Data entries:
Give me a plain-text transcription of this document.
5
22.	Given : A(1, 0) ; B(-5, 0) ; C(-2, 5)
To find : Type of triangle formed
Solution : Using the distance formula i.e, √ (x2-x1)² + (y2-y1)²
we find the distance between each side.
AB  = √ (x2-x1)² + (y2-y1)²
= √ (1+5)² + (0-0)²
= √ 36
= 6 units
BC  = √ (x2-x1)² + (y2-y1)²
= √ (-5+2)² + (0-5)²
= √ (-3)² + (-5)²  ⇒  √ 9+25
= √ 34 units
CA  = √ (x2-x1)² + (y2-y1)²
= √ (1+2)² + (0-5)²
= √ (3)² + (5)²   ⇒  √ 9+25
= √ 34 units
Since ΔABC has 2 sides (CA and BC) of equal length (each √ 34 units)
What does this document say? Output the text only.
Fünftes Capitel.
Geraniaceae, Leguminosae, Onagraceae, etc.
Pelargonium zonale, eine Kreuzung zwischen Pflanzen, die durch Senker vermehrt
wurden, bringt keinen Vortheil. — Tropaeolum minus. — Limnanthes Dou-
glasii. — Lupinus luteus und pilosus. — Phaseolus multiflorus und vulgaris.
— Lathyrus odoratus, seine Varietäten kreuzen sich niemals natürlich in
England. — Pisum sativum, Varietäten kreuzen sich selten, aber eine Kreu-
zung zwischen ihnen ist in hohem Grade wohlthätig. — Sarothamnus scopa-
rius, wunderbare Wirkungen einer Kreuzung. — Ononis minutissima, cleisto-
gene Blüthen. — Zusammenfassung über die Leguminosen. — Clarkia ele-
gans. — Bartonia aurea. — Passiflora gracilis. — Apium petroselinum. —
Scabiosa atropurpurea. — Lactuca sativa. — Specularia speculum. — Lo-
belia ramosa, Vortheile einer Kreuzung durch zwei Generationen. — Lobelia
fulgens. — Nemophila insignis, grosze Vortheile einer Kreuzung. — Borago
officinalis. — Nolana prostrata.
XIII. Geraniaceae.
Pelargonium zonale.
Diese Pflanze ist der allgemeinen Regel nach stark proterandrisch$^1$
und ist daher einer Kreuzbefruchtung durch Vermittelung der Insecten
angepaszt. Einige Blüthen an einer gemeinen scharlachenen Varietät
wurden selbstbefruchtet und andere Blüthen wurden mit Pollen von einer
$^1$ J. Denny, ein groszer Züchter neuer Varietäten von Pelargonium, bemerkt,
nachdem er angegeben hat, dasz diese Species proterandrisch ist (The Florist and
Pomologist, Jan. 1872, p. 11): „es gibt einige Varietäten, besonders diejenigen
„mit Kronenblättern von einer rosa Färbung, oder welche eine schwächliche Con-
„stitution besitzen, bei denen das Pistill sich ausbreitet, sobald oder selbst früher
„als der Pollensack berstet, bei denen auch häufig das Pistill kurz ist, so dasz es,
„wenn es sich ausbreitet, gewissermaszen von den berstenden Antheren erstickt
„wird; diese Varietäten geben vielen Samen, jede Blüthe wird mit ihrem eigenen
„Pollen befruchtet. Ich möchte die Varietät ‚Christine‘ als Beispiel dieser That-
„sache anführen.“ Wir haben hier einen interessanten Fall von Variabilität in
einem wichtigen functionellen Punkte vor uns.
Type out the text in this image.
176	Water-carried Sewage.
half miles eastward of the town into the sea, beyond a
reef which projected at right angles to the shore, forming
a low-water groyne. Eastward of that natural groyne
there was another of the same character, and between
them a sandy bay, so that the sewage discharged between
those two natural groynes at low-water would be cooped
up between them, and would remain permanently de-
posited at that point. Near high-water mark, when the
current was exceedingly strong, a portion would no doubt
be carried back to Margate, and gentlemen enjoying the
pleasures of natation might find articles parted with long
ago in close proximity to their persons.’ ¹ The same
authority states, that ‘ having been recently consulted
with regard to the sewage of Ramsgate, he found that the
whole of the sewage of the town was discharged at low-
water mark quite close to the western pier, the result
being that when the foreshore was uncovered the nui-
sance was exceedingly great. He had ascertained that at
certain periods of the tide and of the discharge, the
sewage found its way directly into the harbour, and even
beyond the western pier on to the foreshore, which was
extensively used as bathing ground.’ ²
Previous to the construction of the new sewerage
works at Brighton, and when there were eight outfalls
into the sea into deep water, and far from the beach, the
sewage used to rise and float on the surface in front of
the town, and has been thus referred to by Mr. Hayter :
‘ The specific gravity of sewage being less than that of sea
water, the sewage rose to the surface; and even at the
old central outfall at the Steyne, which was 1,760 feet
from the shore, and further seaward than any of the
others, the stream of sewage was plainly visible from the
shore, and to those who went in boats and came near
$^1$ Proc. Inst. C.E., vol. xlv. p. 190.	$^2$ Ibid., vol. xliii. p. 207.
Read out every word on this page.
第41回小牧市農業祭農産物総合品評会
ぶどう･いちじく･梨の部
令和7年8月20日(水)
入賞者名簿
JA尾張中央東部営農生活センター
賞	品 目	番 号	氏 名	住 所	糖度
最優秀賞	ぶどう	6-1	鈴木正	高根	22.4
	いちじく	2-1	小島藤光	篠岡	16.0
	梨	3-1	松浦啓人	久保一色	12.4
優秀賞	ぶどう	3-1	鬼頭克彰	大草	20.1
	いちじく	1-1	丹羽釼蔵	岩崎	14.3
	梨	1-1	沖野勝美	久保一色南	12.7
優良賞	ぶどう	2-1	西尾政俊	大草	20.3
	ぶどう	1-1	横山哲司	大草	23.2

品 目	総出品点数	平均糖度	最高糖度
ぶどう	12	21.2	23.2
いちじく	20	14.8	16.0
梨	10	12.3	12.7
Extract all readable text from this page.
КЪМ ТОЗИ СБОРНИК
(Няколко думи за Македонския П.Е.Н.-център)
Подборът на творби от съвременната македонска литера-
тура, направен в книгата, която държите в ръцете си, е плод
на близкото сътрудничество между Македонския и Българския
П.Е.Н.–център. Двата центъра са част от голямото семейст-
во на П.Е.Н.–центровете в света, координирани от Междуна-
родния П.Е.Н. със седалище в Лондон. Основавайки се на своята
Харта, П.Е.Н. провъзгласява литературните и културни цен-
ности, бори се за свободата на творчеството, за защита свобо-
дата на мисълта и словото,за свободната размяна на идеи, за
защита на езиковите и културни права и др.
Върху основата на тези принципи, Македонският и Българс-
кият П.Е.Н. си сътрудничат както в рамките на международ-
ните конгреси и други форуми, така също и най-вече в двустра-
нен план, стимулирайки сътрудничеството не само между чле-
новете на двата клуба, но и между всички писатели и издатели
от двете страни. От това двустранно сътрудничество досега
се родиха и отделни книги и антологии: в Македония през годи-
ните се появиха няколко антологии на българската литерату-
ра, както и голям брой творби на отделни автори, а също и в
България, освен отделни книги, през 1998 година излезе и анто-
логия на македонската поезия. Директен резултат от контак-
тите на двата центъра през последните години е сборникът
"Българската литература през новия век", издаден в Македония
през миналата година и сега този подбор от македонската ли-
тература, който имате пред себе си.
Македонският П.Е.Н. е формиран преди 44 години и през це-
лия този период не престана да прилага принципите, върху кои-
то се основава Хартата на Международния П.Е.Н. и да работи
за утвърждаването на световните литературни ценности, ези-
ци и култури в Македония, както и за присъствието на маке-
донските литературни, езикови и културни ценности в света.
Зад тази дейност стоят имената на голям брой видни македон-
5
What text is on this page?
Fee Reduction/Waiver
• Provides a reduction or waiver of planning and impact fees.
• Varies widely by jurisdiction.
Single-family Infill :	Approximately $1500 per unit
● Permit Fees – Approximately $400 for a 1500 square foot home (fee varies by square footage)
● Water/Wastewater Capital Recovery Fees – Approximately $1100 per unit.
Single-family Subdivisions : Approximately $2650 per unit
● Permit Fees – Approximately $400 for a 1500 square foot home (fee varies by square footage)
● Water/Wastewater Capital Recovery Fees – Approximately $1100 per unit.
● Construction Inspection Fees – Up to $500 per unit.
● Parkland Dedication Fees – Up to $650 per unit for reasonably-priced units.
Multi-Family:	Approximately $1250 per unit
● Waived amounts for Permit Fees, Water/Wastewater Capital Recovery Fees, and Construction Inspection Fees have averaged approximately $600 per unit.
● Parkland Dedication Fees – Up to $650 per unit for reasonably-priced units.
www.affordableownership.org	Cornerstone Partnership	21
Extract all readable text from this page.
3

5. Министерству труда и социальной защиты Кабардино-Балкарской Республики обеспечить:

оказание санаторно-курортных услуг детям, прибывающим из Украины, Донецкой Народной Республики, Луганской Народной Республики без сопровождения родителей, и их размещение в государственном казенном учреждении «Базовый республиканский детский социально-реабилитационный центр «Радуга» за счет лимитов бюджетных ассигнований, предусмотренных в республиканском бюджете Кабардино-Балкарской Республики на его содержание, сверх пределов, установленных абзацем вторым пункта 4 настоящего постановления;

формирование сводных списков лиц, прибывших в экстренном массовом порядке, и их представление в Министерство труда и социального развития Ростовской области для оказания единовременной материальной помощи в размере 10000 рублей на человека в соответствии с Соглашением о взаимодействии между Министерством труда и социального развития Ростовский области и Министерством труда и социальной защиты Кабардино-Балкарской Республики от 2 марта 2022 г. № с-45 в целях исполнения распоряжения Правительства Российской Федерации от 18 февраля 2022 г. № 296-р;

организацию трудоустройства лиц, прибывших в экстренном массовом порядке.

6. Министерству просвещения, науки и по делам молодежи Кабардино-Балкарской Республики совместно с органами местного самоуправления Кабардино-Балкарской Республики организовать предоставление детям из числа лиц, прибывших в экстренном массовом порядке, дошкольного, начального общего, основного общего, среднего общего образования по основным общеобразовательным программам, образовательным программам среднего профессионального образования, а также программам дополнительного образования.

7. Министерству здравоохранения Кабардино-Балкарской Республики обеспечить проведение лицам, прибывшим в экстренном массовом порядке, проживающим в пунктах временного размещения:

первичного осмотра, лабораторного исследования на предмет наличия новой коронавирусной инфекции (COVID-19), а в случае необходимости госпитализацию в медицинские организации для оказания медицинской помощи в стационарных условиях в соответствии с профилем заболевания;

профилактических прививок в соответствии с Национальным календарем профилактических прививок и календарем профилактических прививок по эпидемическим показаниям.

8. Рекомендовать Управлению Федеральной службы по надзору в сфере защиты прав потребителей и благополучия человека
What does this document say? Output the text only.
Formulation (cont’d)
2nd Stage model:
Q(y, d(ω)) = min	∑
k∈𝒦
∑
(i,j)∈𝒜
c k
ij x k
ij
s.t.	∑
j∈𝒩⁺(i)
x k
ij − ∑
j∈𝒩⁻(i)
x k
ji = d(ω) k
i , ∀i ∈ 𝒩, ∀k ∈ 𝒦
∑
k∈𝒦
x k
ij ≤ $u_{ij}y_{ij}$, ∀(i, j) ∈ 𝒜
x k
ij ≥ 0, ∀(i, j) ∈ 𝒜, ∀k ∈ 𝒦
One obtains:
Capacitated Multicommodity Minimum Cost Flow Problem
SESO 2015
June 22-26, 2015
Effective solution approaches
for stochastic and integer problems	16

» EXERCISE INSTRUCTIONS:
Using the listing, copy every line where the word "いちじく" shows up.

» THE RESPONSE:
ぶどう･いちじく･梨の部
	いちじく	2-1	小島藤光	篠岡	16.0
	いちじく	1-1	丹羽釼蔵	岩崎	14.3
いちじく	20	14.8	16.0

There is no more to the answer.